**PROBLEMS TO WORK ON**
1 - In the post about our words online, set down the passage from "Some Thoughts on" up to and including "or undermine you.".
2 - According to the post about our words online, what do people share across the country in real time?
3 - Write what comes next in the post about our words online, picking up after its final line.

**EXCERPTED PASSAGE**
════════════════

Monday, February 25, 2013

Some Thoughts on Online Posts

Our Words Online:   Some Thoughts for People Who Work In Positions of Public Trust 

The options and capacities available in the world of online social networking and communication are increasing at a speed that leaves a lot of us with heads spinning. We share photos across the country in real time. We chat face to face with people halfway around the world. Much of what goes on in the internet world seems quickly relegated to the oblivion offered by the sheer volume of bites layering upon bites. That is, until someone either happens upon something you’ve posted, or intentionally goes looking for you, either out of curiosity, in appreciation of your work, or because they hope that they might be able to discredit or undermine you.

When this happens, just about everything you have written is right there for better or for worse. People can look at it, pour over it, distribute it, take it out of context, make attributions about you and your words, think well or poorly of you and of anyone or anything associated with you.  

In this way, a momentary annoyance, or a tongue-in-cheek comment expressed online can become a banner that grows in significance and meaning. It can become an overwhelming, even “viral”, and very permanent representation of you, of the voice of the agency, profession, or other associated group to which you belong.  This speaks to the issue that if social networking occurs “off the clock” in a person’s personal time, whose business is it if they post, for example: 

·        A complaint, frustration, or exasperation about what an un-named client has done?

════════════════

[Bounding box prediction data]
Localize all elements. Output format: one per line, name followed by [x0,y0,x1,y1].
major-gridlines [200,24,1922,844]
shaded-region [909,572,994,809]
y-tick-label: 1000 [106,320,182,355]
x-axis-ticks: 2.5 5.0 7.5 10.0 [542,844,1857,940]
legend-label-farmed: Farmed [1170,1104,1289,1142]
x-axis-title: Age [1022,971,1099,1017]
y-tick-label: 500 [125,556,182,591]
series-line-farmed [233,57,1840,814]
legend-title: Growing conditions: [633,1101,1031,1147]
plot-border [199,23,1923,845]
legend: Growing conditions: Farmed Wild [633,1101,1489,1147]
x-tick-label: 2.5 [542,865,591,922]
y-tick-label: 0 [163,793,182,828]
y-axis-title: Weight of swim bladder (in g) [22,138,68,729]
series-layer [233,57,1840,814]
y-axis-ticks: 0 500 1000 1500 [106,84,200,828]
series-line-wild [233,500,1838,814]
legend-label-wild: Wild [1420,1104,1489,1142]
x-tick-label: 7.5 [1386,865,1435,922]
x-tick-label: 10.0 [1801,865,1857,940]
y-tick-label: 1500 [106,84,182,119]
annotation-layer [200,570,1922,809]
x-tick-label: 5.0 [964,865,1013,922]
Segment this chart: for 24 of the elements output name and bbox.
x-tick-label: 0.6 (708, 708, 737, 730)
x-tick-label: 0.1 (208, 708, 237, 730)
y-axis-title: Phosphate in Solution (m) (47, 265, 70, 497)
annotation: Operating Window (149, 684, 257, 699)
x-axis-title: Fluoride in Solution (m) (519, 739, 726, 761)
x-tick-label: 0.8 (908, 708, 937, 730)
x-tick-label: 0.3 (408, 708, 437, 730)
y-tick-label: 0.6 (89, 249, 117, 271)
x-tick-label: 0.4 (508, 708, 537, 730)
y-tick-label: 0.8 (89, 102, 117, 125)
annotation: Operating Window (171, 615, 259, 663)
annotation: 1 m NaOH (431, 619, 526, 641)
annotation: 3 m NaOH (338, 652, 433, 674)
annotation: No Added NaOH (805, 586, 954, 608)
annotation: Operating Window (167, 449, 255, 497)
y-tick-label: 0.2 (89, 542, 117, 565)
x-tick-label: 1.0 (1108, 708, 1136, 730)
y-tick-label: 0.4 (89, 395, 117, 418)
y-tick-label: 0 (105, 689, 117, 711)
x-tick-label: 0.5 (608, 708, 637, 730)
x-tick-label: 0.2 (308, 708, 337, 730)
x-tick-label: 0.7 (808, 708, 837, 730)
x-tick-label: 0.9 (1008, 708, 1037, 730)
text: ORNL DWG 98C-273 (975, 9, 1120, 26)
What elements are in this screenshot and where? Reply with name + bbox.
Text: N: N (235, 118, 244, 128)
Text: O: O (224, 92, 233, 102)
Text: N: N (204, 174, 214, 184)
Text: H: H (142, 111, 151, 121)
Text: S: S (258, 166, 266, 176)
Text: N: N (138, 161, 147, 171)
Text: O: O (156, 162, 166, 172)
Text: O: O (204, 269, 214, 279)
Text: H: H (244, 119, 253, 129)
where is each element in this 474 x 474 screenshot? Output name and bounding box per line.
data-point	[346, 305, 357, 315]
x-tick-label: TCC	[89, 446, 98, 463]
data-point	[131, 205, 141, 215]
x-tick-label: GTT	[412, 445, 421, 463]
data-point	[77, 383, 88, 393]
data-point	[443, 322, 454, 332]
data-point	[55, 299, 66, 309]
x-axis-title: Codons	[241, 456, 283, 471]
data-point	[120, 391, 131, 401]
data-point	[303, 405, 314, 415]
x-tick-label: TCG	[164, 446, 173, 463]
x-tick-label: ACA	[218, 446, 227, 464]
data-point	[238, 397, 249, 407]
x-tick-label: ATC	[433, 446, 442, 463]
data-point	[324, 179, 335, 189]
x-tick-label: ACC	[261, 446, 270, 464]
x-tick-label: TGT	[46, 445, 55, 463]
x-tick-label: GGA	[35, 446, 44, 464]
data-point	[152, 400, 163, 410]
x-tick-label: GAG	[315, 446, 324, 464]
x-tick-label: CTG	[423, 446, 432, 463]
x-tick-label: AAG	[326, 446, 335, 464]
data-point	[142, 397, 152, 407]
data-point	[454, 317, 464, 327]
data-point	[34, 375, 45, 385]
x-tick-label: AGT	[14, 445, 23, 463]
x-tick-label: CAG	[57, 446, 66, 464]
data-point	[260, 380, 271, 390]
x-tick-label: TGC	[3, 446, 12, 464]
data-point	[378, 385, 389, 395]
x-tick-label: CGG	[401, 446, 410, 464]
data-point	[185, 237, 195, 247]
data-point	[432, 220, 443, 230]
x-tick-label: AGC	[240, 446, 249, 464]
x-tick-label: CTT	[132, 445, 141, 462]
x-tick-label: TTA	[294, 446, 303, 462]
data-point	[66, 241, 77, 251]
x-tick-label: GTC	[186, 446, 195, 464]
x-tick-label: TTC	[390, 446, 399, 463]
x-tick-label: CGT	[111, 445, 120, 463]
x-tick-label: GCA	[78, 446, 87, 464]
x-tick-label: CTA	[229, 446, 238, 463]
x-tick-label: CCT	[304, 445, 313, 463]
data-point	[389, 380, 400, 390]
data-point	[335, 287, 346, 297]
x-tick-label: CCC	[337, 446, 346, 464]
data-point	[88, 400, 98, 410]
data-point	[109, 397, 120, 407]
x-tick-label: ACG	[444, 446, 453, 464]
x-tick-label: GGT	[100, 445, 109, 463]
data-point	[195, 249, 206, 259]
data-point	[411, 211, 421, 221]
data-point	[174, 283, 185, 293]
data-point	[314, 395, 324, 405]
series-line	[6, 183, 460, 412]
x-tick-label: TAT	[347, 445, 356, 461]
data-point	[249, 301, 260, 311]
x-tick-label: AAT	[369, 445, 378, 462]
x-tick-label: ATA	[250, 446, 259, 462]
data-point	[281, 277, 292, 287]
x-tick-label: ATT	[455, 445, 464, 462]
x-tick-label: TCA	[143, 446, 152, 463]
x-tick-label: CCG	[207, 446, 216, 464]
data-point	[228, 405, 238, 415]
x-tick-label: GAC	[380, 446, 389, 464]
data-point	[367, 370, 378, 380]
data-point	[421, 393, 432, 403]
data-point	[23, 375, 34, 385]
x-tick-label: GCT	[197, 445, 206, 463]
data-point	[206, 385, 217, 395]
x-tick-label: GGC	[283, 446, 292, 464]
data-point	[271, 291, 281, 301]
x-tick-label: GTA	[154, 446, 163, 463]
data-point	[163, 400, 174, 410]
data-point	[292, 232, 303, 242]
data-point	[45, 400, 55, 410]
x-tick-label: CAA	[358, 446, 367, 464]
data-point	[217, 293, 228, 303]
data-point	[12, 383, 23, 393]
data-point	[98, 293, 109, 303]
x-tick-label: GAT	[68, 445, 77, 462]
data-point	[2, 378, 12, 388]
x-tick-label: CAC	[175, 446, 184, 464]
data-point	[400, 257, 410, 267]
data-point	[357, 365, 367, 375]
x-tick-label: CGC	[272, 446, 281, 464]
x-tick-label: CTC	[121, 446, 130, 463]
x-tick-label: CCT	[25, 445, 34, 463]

════════════════

**SET OF ANSWERS**
1 -
Some Thoughts on Online Posts

Our Words Online:   Some Thoughts for People Who Work In Positions of Public Trust 

The options and capacities available in the world of online social networking and communication are increasing at a speed that leaves a lot of us with heads spinning. We share photos across the country in real time. We chat face to face with people halfway around the world. Much of what goes on in the internet world seems quickly relegated to the oblivion offered by the sheer volume of bites layering upon bites. That is, until someone either happens upon something you’ve posted, or intentionally goes looking for you, either out of curiosity, in appreciation of your work, or because they hope that they might be able to discredit or undermine you.

2 - Photos.

3 -
·        A desire to be retired , on vacation, or doing something else?

·        Positive or neutral comments about an un-named client?

·        A re-count of an interesting or challenging “case” at work? 

These are not necessarily unauthorized disclosures of protected health information, though they easily might be. These particular types of statements are more subtly destructive of the trust the community places in us, the trust that allows people to take a risk in disclosing themselves to us, and the confidence they place in us that ultimately allows us do our work effectively. These types of statements raise questions about our fundamental values, professionalism, objectivity, respect, interest and commitment to our work and to the people we serve. They also raise questions about our basic ability to keep our mouths shut when needed.  

These posts may seem innocent to the writer or amusing to their friends, but they are, in fact, profound and far-reaching violations of the trust that our clients and our communities place in our agency and in mental health practitioners in general.